--- Data for this task ---

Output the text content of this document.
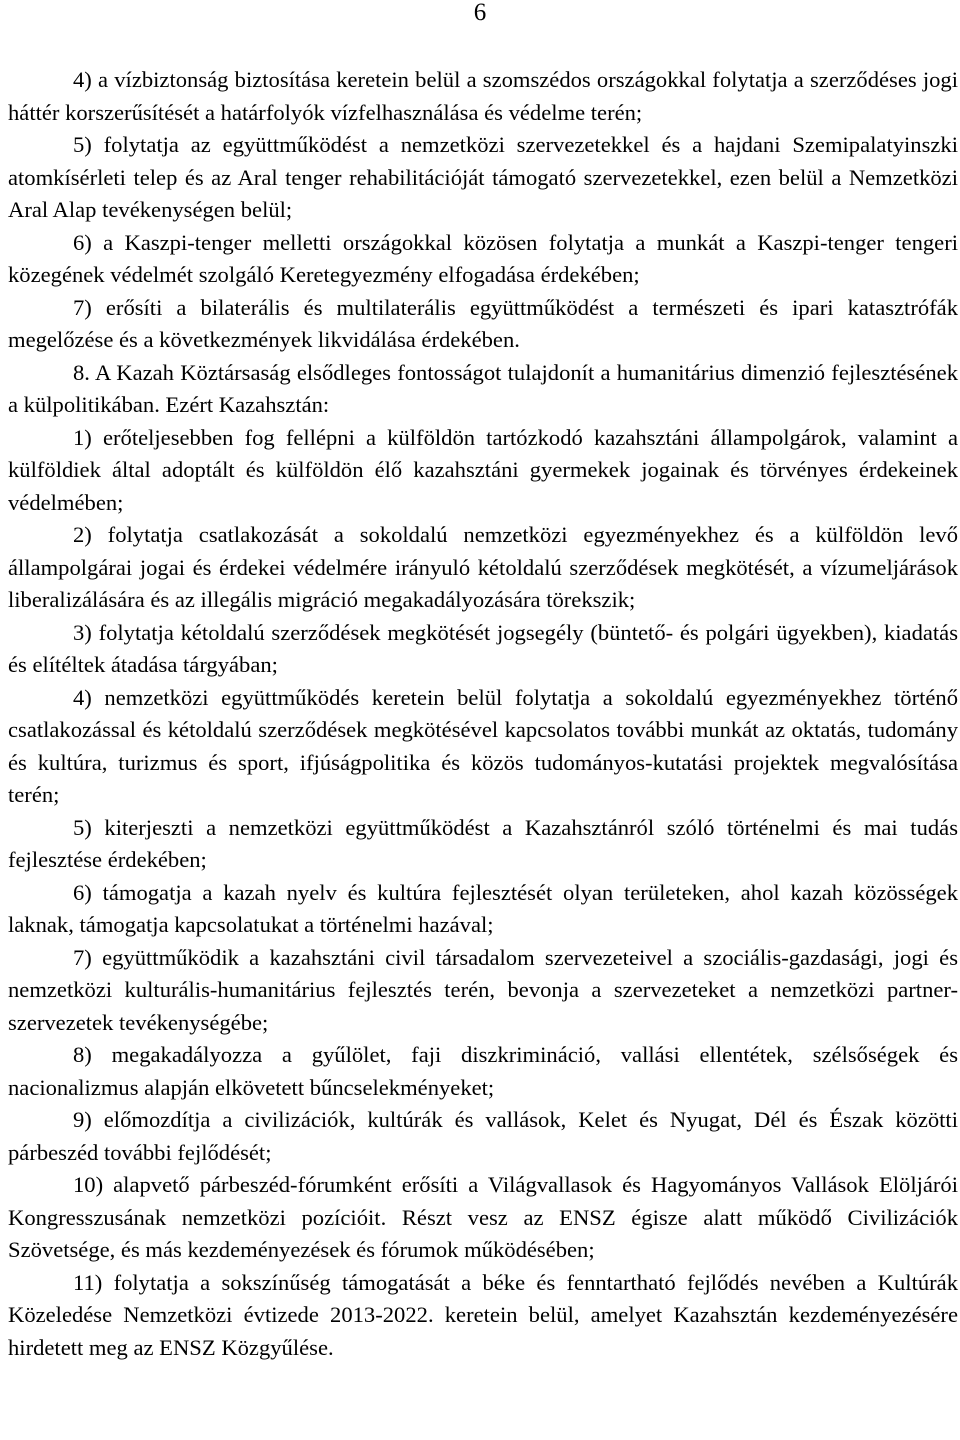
6

4) a vízbiztonság biztosítása keretein belül a szomszédos országokkal folytatja a szerződéses jogi háttér korszerűsítését a határfolyók vízfelhasználása és védelme terén;

5) folytatja az együttműködést a nemzetközi szervezetekkel és a hajdani Szemipalatyinszki atomkísérleti telep és az Aral tenger rehabilitációját támogató szervezetekkel, ezen belül a Nemzetközi Aral Alap tevékenységen belül;

6) a Kaszpi-tenger melletti országokkal közösen folytatja a munkát a Kaszpi-tenger tengeri közegének védelmét szolgáló Keretegyezmény elfogadása érdekében;

7) erősíti a bilaterális és multilaterális együttműködést a természeti és ipari katasztrófák megelőzése és a következmények likvidálása érdekében.

8. A Kazah Köztársaság elsődleges fontosságot tulajdonít a humanitárius dimenzió fejlesztésének a külpolitikában. Ezért Kazahsztán:

1) erőteljesebben fog fellépni a külföldön tartózkodó kazahsztáni állampolgárok, valamint a külföldiek által adoptált és külföldön élő kazahsztáni gyermekek jogainak és törvényes érdekeinek védelmében;

2) folytatja csatlakozását a sokoldalú nemzetközi egyezményekhez és a külföldön levő állampolgárai jogai és érdekei védelmére irányuló kétoldalú szerződések megkötését, a vízumeljárások liberalizálására és az illegális migráció megakadályozására törekszik;

3) folytatja kétoldalú szerződések megkötését jogsegély (büntető- és polgári ügyekben), kiadatás és elítéltek átadása tárgyában;

4) nemzetközi együttműködés keretein belül folytatja a sokoldalú egyezményekhez történő csatlakozással és kétoldalú szerződések megkötésével kapcsolatos további munkát az oktatás, tudomány és kultúra, turizmus és sport, ifjúságpolitika és közös tudományos-kutatási projektek megvalósítása terén;

5) kiterjeszti a nemzetközi együttműködést a Kazahsztánról szóló történelmi és mai tudás fejlesztése érdekében;

6) támogatja a kazah nyelv és kultúra fejlesztését olyan területeken, ahol kazah közösségek laknak, támogatja kapcsolatukat a történelmi hazával;

7) együttműködik a kazahsztáni civil társadalom szervezeteivel a szociális-gazdasági, jogi és nemzetközi kulturális-humanitárius fejlesztés terén, bevonja a szervezeteket a nemzetközi partner-szervezetek tevékenységébe;

8) megakadályozza a gyűlölet, faji diszkrimináció, vallási ellentétek, szélsőségek és nacionalizmus alapján elkövetett bűncselekményeket;

9) előmozdítja a civilizációk, kultúrák és vallások, Kelet és Nyugat, Dél és Észak közötti párbeszéd további fejlődését;

10) alapvető párbeszéd-fórumként erősíti a Világvallasok és Hagyományos Vallások Elöljárói Kongresszusának nemzetközi pozícióit. Részt vesz az ENSZ égisze alatt működő Civilizációk Szövetsége, és más kezdeményezések és fórumok működésében;

11) folytatja a sokszínűség támogatását a béke és fenntartható fejlődés nevében a Kultúrák Közeledése Nemzetközi évtizede 2013-2022. keretein belül, amelyet Kazahsztán kezdeményezésére hirdetett meg az ENSZ Közgyűlése.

---

__The request__.
Print all of the entries word for word. Skip any images they contain.

__Task result__.
Output the text content of this document.
6

4) a vízbiztonság biztosítása keretein belül a szomszédos országokkal folytatja a szerződéses jogi háttér korszerűsítését a határfolyók vízfelhasználása és védelme terén;

5) folytatja az együttműködést a nemzetközi szervezetekkel és a hajdani Szemipalatyinszki atomkísérleti telep és az Aral tenger rehabilitációját támogató szervezetekkel, ezen belül a Nemzetközi Aral Alap tevékenységen belül;

6) a Kaszpi-tenger melletti országokkal közösen folytatja a munkát a Kaszpi-tenger tengeri közegének védelmét szolgáló Keretegyezmény elfogadása érdekében;

7) erősíti a bilaterális és multilaterális együttműködést a természeti és ipari katasztrófák megelőzése és a következmények likvidálása érdekében.

8. A Kazah Köztársaság elsődleges fontosságot tulajdonít a humanitárius dimenzió fejlesztésének a külpolitikában. Ezért Kazahsztán:

1) erőteljesebben fog fellépni a külföldön tartózkodó kazahsztáni állampolgárok, valamint a külföldiek által adoptált és külföldön élő kazahsztáni gyermekek jogainak és törvényes érdekeinek védelmében;

2) folytatja csatlakozását a sokoldalú nemzetközi egyezményekhez és a külföldön levő állampolgárai jogai és érdekei védelmére irányuló kétoldalú szerződések megkötését, a vízumeljárások liberalizálására és az illegális migráció megakadályozására törekszik;

3) folytatja kétoldalú szerződések megkötését jogsegély (büntető- és polgári ügyekben), kiadatás és elítéltek átadása tárgyában;

4) nemzetközi együttműködés keretein belül folytatja a sokoldalú egyezményekhez történő csatlakozással és kétoldalú szerződések megkötésével kapcsolatos további munkát az oktatás, tudomány és kultúra, turizmus és sport, ifjúságpolitika és közös tudományos-kutatási projektek megvalósítása terén;

5) kiterjeszti a nemzetközi együttműködést a Kazahsztánról szóló történelmi és mai tudás fejlesztése érdekében;

6) támogatja a kazah nyelv és kultúra fejlesztését olyan területeken, ahol kazah közösségek laknak, támogatja kapcsolatukat a történelmi hazával;

7) együttműködik a kazahsztáni civil társadalom szervezeteivel a szociális-gazdasági, jogi és nemzetközi kulturális-humanitárius fejlesztés terén, bevonja a szervezeteket a nemzetközi partner-szervezetek tevékenységébe;

8) megakadályozza a gyűlölet, faji diszkrimináció, vallási ellentétek, szélsőségek és nacionalizmus alapján elkövetett bűncselekményeket;

9) előmozdítja a civilizációk, kultúrák és vallások, Kelet és Nyugat, Dél és Észak közötti párbeszéd további fejlődését;

10) alapvető párbeszéd-fórumként erősíti a Világvallasok és Hagyományos Vallások Elöljárói Kongresszusának nemzetközi pozícióit. Részt vesz az ENSZ égisze alatt működő Civilizációk Szövetsége, és más kezdeményezések és fórumok működésében;

11) folytatja a sokszínűség támogatását a béke és fenntartható fejlődés nevében a Kultúrák Közeledése Nemzetközi évtizede 2013-2022. keretein belül, amelyet Kazahsztán kezdeményezésére hirdetett meg az ENSZ Közgyűlése.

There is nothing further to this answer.